╭─ PROVIDED INFORMATION

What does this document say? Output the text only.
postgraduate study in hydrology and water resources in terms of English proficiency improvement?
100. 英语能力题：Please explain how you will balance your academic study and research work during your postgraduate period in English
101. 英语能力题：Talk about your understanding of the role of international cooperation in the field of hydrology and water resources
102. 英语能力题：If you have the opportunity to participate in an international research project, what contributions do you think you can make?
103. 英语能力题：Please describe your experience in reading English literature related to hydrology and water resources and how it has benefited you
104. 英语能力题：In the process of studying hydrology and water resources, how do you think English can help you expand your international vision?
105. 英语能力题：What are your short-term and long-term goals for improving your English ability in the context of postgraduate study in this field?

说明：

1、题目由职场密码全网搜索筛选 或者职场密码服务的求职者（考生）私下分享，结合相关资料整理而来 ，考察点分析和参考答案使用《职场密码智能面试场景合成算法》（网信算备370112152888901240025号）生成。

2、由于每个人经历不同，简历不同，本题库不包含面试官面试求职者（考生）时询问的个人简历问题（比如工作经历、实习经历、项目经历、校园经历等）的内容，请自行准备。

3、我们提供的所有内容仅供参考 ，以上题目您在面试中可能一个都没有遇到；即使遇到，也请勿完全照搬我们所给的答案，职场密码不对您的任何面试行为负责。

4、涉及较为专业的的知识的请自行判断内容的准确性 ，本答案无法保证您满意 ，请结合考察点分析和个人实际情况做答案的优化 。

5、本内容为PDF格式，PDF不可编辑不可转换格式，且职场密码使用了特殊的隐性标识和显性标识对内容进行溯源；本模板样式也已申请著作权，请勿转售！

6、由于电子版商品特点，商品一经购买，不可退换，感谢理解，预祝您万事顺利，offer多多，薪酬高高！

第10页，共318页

╰─

- PROBLEM TO WORK ON -
Pick out the lines above containing the word "international", then copy them.

- REPLY -
101. 英语能力题：Talk about your understanding of the role of international cooperation in the field of hydrology and water resources
102. 英语能力题：If you have the opportunity to participate in an international research project, what contributions do you think you can make?
104. 英语能力题：In the process of studying hydrology and water resources, how do you think English can help you expand your international vision?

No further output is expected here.